### TASK DIRECTIONS
The records below are to be quoted in full; please keep every word exact.

### Saved entries
══════════

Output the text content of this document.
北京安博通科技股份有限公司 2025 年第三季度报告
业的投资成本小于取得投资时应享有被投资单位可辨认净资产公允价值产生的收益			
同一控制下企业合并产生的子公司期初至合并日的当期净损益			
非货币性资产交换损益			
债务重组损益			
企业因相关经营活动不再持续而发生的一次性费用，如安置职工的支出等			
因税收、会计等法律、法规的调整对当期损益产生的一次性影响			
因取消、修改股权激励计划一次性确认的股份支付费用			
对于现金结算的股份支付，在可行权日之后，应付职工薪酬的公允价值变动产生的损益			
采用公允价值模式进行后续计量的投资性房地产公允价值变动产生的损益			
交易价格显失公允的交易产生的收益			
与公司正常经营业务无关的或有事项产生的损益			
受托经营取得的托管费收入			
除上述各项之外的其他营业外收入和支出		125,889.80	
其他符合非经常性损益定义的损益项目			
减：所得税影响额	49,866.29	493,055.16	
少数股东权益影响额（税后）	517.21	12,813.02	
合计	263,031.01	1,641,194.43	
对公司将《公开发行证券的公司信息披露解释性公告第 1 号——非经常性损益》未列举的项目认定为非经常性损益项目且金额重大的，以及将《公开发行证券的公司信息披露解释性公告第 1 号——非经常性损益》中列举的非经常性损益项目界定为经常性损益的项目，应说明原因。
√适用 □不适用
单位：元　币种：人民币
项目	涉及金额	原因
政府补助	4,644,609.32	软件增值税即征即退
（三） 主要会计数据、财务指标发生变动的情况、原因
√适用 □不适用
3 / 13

══════════

### EXERCISE RESULT
Output the text content of this document.
北京安博通科技股份有限公司 2025 年第三季度报告
业的投资成本小于取得投资时应享有被投资单位可辨认净资产公允价值产生的收益			
同一控制下企业合并产生的子公司期初至合并日的当期净损益			
非货币性资产交换损益			
债务重组损益			
企业因相关经营活动不再持续而发生的一次性费用，如安置职工的支出等			
因税收、会计等法律、法规的调整对当期损益产生的一次性影响			
因取消、修改股权激励计划一次性确认的股份支付费用			
对于现金结算的股份支付，在可行权日之后，应付职工薪酬的公允价值变动产生的损益			
采用公允价值模式进行后续计量的投资性房地产公允价值变动产生的损益			
交易价格显失公允的交易产生的收益			
与公司正常经营业务无关的或有事项产生的损益			
受托经营取得的托管费收入			
除上述各项之外的其他营业外收入和支出		125,889.80	
其他符合非经常性损益定义的损益项目			
减：所得税影响额	49,866.29	493,055.16	
少数股东权益影响额（税后）	517.21	12,813.02	
合计	263,031.01	1,641,194.43	
对公司将《公开发行证券的公司信息披露解释性公告第 1 号——非经常性损益》未列举的项目认定为非经常性损益项目且金额重大的，以及将《公开发行证券的公司信息披露解释性公告第 1 号——非经常性损益》中列举的非经常性损益项目界定为经常性损益的项目，应说明原因。
√适用 □不适用
单位：元　币种：人民币
项目	涉及金额	原因
政府补助	4,644,609.32	软件增值税即征即退
（三） 主要会计数据、财务指标发生变动的情况、原因
√适用 □不适用
3 / 13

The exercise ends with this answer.